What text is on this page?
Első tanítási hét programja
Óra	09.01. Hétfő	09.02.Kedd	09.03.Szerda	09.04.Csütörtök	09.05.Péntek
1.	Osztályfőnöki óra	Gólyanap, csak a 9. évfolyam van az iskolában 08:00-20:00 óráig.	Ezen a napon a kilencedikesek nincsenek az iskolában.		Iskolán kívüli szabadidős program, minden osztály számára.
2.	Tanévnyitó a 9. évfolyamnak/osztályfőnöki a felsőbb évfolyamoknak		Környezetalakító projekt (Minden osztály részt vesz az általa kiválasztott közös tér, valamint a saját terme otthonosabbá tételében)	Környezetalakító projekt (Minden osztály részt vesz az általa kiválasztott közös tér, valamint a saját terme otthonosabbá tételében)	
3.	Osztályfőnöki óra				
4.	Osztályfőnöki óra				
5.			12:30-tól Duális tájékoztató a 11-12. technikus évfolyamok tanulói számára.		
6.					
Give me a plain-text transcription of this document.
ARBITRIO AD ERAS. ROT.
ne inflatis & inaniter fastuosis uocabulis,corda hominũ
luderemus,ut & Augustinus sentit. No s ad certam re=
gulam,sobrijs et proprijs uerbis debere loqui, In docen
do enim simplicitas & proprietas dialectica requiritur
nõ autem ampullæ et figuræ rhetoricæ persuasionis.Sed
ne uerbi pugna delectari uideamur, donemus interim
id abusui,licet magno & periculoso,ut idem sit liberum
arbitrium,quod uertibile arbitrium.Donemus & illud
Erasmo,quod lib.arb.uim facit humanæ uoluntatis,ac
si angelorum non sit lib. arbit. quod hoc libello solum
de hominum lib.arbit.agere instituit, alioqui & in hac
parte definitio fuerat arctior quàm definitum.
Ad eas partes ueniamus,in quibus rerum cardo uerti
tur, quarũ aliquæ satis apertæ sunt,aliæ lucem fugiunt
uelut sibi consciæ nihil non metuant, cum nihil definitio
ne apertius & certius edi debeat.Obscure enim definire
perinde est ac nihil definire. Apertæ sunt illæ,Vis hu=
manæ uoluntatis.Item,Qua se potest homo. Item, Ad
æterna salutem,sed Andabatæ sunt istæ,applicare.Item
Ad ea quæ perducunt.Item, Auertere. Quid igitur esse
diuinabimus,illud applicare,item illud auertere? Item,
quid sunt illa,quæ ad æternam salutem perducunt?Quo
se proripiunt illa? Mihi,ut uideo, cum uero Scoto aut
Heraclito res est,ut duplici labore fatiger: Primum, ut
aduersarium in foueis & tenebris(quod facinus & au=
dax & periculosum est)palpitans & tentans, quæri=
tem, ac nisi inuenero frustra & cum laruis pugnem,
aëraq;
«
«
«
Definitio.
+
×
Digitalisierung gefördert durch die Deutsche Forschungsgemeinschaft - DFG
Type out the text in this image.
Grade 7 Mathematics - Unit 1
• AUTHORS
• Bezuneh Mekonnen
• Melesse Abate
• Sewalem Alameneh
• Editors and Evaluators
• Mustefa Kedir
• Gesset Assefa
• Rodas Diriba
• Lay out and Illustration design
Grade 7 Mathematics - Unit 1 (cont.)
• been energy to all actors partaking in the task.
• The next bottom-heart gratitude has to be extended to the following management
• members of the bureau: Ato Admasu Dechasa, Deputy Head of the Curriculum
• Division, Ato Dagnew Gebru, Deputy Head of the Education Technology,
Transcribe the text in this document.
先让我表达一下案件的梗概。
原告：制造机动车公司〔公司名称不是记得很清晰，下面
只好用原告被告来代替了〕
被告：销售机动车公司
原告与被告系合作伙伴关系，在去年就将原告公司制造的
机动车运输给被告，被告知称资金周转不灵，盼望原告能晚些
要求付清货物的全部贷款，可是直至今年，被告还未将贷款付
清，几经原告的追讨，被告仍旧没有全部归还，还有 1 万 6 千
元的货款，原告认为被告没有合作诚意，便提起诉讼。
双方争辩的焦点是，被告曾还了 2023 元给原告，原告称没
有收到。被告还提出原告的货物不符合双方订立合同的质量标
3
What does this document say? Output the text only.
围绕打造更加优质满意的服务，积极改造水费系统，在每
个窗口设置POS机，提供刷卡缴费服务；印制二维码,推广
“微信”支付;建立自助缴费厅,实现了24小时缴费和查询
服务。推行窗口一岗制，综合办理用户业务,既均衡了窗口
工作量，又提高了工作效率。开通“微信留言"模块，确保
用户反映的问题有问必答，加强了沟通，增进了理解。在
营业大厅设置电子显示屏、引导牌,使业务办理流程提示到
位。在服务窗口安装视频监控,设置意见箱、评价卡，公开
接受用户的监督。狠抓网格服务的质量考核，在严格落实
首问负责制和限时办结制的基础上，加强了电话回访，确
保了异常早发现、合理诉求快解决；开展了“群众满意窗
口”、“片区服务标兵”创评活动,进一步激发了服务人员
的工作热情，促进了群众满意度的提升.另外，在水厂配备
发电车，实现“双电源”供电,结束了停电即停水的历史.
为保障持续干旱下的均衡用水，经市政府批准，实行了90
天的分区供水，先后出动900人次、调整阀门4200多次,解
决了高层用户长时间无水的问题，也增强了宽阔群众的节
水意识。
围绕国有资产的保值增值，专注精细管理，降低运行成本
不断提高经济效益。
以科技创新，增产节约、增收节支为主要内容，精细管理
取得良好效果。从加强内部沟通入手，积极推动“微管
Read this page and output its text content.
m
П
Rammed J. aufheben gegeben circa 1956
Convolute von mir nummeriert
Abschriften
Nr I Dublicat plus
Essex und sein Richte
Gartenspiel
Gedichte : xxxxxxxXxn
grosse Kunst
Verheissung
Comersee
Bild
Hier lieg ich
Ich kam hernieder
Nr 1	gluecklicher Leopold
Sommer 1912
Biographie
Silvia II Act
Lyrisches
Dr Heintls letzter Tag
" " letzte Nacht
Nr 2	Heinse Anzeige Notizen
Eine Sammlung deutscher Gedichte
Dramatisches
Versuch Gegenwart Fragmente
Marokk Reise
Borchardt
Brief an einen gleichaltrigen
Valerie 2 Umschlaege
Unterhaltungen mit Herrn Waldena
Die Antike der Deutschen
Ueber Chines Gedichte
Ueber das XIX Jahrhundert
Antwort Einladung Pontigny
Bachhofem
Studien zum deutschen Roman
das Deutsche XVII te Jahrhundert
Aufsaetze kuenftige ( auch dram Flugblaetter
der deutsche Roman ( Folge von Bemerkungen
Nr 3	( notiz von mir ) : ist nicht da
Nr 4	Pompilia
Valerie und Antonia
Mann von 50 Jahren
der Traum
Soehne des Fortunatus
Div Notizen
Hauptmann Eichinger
========================================================================
Lines from the records above that hold "Jahrhundert" are the ones to list.

* Output of the task:
Ueber das XIX Jahrhundert
das Deutsche XVII te Jahrhundert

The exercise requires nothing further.